▶ Exercise directions
Report how many lines in the records below contain the word "this". Give only the number.

--- Start of Material provided ---

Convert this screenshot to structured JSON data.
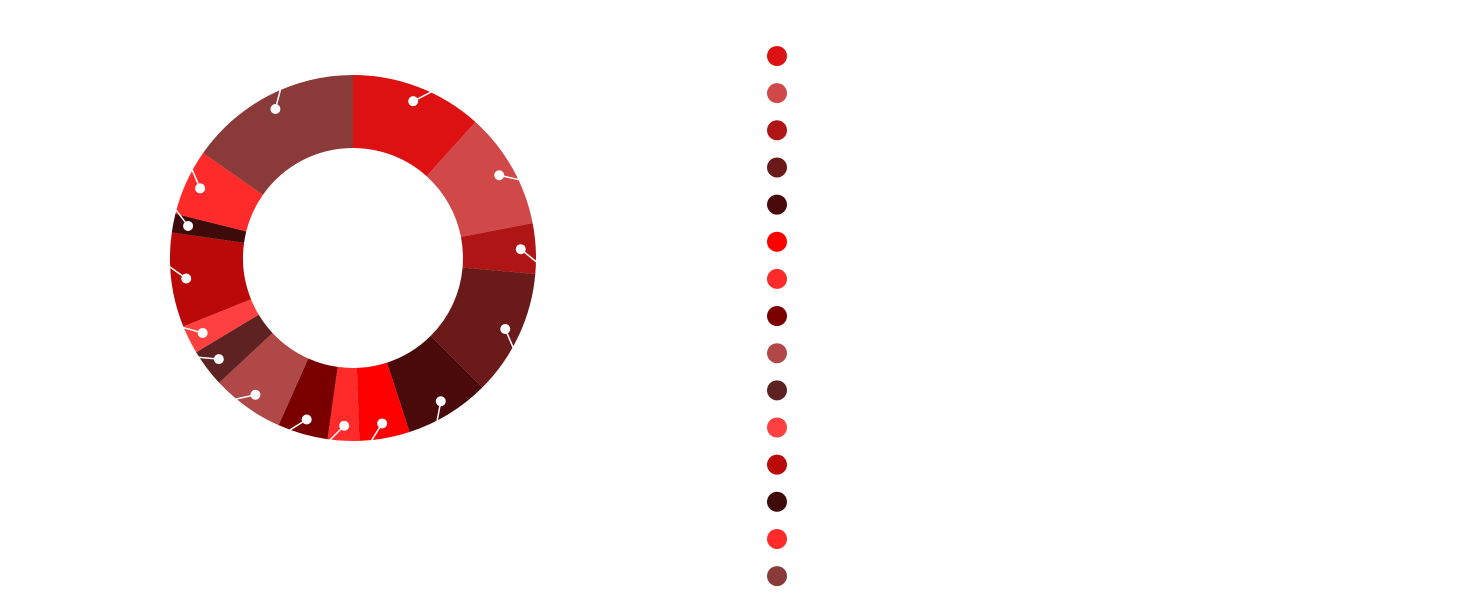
{
  "chart_data": {
    "type": "donut",
    "values": [
      42,
      37,
      16,
      40,
      27,
      16,
      10,
      16,
      23,
      12,
      9,
      30,
      6,
      21,
      55
    ],
    "colors": [
      "#dd1111",
      "#d04848",
      "#b01515",
      "#6b1a1a",
      "#4a0a0a",
      "#ff0000",
      "#ff2a2a",
      "#7a0000",
      "#b04848",
      "#5e2222",
      "#ff4040",
      "#bb0808",
      "#3f0a0a",
      "#ff2a2a",
      "#8b3a3a"
    ]
  }
}
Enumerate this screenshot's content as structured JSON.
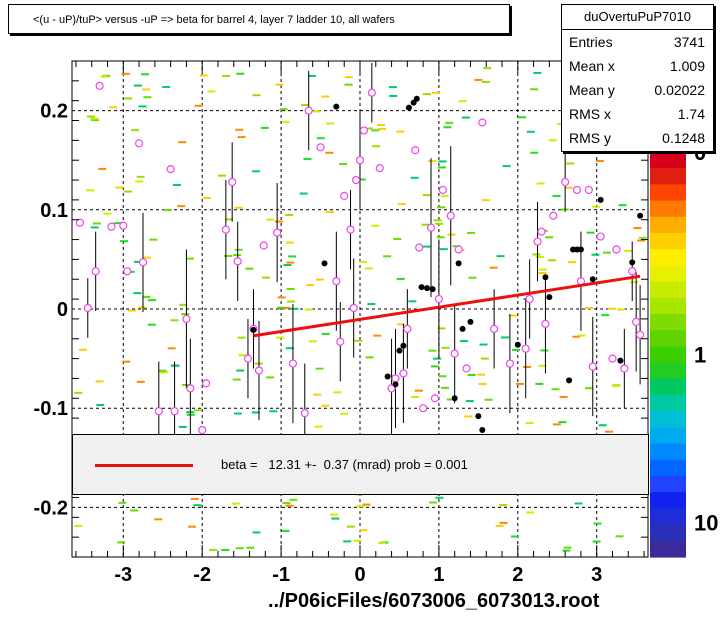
{
  "title": "<(u - uP)/tuP> versus  -uP => beta for barrel 4, layer 7 ladder 10, all wafers",
  "stats": {
    "name": "duOvertuPuP7010",
    "rows": [
      {
        "key": "Entries",
        "value": "3741"
      },
      {
        "key": "Mean x",
        "value": "1.009"
      },
      {
        "key": "Mean y",
        "value": "0.02022"
      },
      {
        "key": "RMS x",
        "value": "1.74"
      },
      {
        "key": "RMS y",
        "value": "0.1248"
      }
    ]
  },
  "legend": {
    "text": "beta =   12.31 +-  0.37 (mrad) prob = 0.001",
    "color": "#e8120f"
  },
  "footer": "../P06icFiles/6073006_6073013.root",
  "colors": {
    "fit": "#e8120f",
    "profile_marker": "#ee44ee",
    "dots": "#000000"
  },
  "chart_data": {
    "type": "scatter",
    "xlim": [
      -3.65,
      3.65
    ],
    "ylim": [
      -0.25,
      0.25
    ],
    "x_ticks": [
      -3,
      -2,
      -1,
      0,
      1,
      2,
      3
    ],
    "x_tick_labels": [
      "-3",
      "-2",
      "-1",
      "0",
      "1",
      "2",
      "3"
    ],
    "y_ticks": [
      -0.2,
      -0.1,
      0,
      0.1,
      0.2
    ],
    "y_tick_labels": [
      "-0.2",
      "-0.1",
      "0",
      "0.1",
      "0.2"
    ],
    "grid": true,
    "colz_labels": [
      {
        "text": "0",
        "y": 0.7
      },
      {
        "text": "1",
        "y": 0.0
      },
      {
        "text": "10",
        "y": -0.58
      }
    ],
    "fit_line": {
      "x": [
        -1.35,
        3.55
      ],
      "y": [
        -0.027,
        0.033
      ]
    },
    "profile_points": [
      {
        "x": -3.55,
        "y": 0.087
      },
      {
        "x": -3.45,
        "y": 0.001,
        "err": 0.03
      },
      {
        "x": -3.35,
        "y": 0.038,
        "err": 0.04
      },
      {
        "x": -3.3,
        "y": 0.225
      },
      {
        "x": -3.15,
        "y": 0.083
      },
      {
        "x": -3.0,
        "y": 0.084
      },
      {
        "x": -2.95,
        "y": 0.038
      },
      {
        "x": -2.8,
        "y": 0.167
      },
      {
        "x": -2.75,
        "y": 0.047,
        "err": 0.05
      },
      {
        "x": -2.55,
        "y": -0.103,
        "err": 0.05
      },
      {
        "x": -2.4,
        "y": 0.141
      },
      {
        "x": -2.35,
        "y": -0.103,
        "err": 0.05
      },
      {
        "x": -2.2,
        "y": -0.01,
        "err": 0.07
      },
      {
        "x": -2.15,
        "y": -0.08,
        "err": 0.05
      },
      {
        "x": -2.0,
        "y": -0.122
      },
      {
        "x": -1.95,
        "y": -0.075
      },
      {
        "x": -1.7,
        "y": 0.08,
        "err": 0.05
      },
      {
        "x": -1.62,
        "y": 0.128,
        "err": 0.04
      },
      {
        "x": -1.55,
        "y": 0.048,
        "err": 0.04
      },
      {
        "x": -1.42,
        "y": -0.05,
        "err": 0.04
      },
      {
        "x": -1.35,
        "y": -0.02,
        "err": 0.04
      },
      {
        "x": -1.28,
        "y": -0.062,
        "err": 0.05
      },
      {
        "x": -1.22,
        "y": 0.064
      },
      {
        "x": -1.05,
        "y": 0.077,
        "err": 0.05
      },
      {
        "x": -0.85,
        "y": -0.055,
        "err": 0.06
      },
      {
        "x": -0.7,
        "y": -0.105,
        "err": 0.05
      },
      {
        "x": -0.65,
        "y": 0.2,
        "err": 0.04
      },
      {
        "x": -0.5,
        "y": 0.163
      },
      {
        "x": -0.3,
        "y": 0.028,
        "err": 0.05
      },
      {
        "x": -0.25,
        "y": -0.033,
        "err": 0.04
      },
      {
        "x": -0.2,
        "y": 0.114
      },
      {
        "x": -0.12,
        "y": 0.08,
        "err": 0.04
      },
      {
        "x": -0.08,
        "y": 0.001,
        "err": 0.05
      },
      {
        "x": -0.05,
        "y": 0.13
      },
      {
        "x": 0.0,
        "y": 0.15,
        "err": 0.05
      },
      {
        "x": 0.05,
        "y": 0.18
      },
      {
        "x": 0.15,
        "y": 0.218,
        "err": 0.03
      },
      {
        "x": 0.25,
        "y": 0.142
      },
      {
        "x": 0.4,
        "y": -0.08,
        "err": 0.05
      },
      {
        "x": 0.45,
        "y": -0.07,
        "err": 0.05
      },
      {
        "x": 0.55,
        "y": -0.065,
        "err": 0.05
      },
      {
        "x": 0.6,
        "y": -0.02,
        "err": 0.04
      },
      {
        "x": 0.7,
        "y": 0.16
      },
      {
        "x": 0.75,
        "y": 0.062
      },
      {
        "x": 0.8,
        "y": -0.1
      },
      {
        "x": 0.9,
        "y": 0.082,
        "err": 0.07
      },
      {
        "x": 0.95,
        "y": -0.09
      },
      {
        "x": 1.0,
        "y": 0.01,
        "err": 0.06
      },
      {
        "x": 1.05,
        "y": 0.12
      },
      {
        "x": 1.15,
        "y": 0.094,
        "err": 0.07
      },
      {
        "x": 1.2,
        "y": -0.045,
        "err": 0.05
      },
      {
        "x": 1.25,
        "y": 0.06
      },
      {
        "x": 1.35,
        "y": -0.06
      },
      {
        "x": 1.55,
        "y": 0.188
      },
      {
        "x": 1.7,
        "y": -0.02,
        "err": 0.04
      },
      {
        "x": 1.9,
        "y": -0.055,
        "err": 0.05
      },
      {
        "x": 2.1,
        "y": -0.04,
        "err": 0.05
      },
      {
        "x": 2.15,
        "y": 0.01,
        "err": 0.04
      },
      {
        "x": 2.25,
        "y": 0.068,
        "err": 0.04
      },
      {
        "x": 2.3,
        "y": 0.078
      },
      {
        "x": 2.35,
        "y": -0.015,
        "err": 0.05
      },
      {
        "x": 2.45,
        "y": 0.094
      },
      {
        "x": 2.6,
        "y": 0.128,
        "err": 0.03
      },
      {
        "x": 2.65,
        "y": 0.168
      },
      {
        "x": 2.75,
        "y": 0.12
      },
      {
        "x": 2.8,
        "y": 0.028,
        "err": 0.05
      },
      {
        "x": 2.9,
        "y": 0.12
      },
      {
        "x": 2.95,
        "y": -0.058,
        "err": 0.05
      },
      {
        "x": 3.0,
        "y": 0.208
      },
      {
        "x": 3.05,
        "y": 0.073
      },
      {
        "x": 3.2,
        "y": -0.05
      },
      {
        "x": 3.25,
        "y": 0.06
      },
      {
        "x": 3.35,
        "y": -0.06,
        "err": 0.04
      },
      {
        "x": 3.45,
        "y": 0.038,
        "err": 0.03
      },
      {
        "x": 3.5,
        "y": -0.013,
        "err": 0.05
      },
      {
        "x": 3.55,
        "y": -0.026,
        "err": 0.05
      }
    ],
    "black_points": [
      {
        "x": -1.35,
        "y": -0.021
      },
      {
        "x": -0.45,
        "y": 0.046
      },
      {
        "x": -0.3,
        "y": 0.204
      },
      {
        "x": 0.35,
        "y": -0.068
      },
      {
        "x": 0.45,
        "y": -0.076
      },
      {
        "x": 0.5,
        "y": -0.042
      },
      {
        "x": 0.55,
        "y": -0.037
      },
      {
        "x": 0.62,
        "y": 0.203
      },
      {
        "x": 0.68,
        "y": 0.208
      },
      {
        "x": 0.72,
        "y": 0.212
      },
      {
        "x": 0.78,
        "y": 0.022
      },
      {
        "x": 0.85,
        "y": 0.021
      },
      {
        "x": 0.92,
        "y": 0.02
      },
      {
        "x": 1.2,
        "y": -0.09
      },
      {
        "x": 1.25,
        "y": 0.046
      },
      {
        "x": 1.3,
        "y": -0.02
      },
      {
        "x": 1.4,
        "y": -0.013
      },
      {
        "x": 1.5,
        "y": -0.108
      },
      {
        "x": 1.55,
        "y": -0.122
      },
      {
        "x": 2.0,
        "y": -0.036
      },
      {
        "x": 2.35,
        "y": 0.032
      },
      {
        "x": 2.4,
        "y": 0.012
      },
      {
        "x": 2.65,
        "y": -0.072
      },
      {
        "x": 2.7,
        "y": 0.06
      },
      {
        "x": 2.75,
        "y": 0.06
      },
      {
        "x": 2.8,
        "y": 0.06
      },
      {
        "x": 2.95,
        "y": 0.03
      },
      {
        "x": 3.05,
        "y": 0.11
      },
      {
        "x": 3.3,
        "y": -0.052
      },
      {
        "x": 3.45,
        "y": 0.047
      },
      {
        "x": 3.55,
        "y": 0.094
      }
    ]
  }
}
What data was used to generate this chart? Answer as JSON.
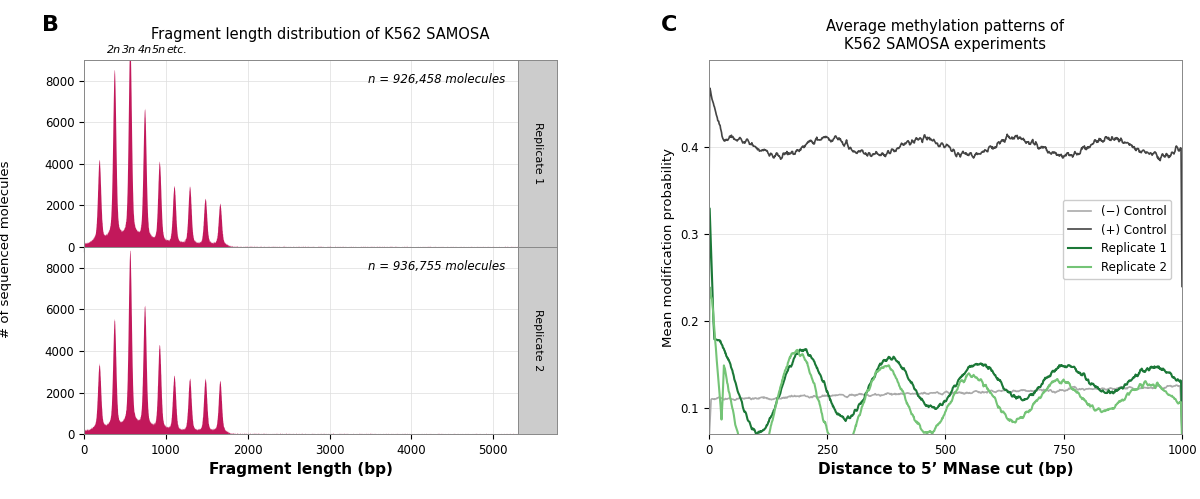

--- End of Material provided ---

▶ Problem solution
3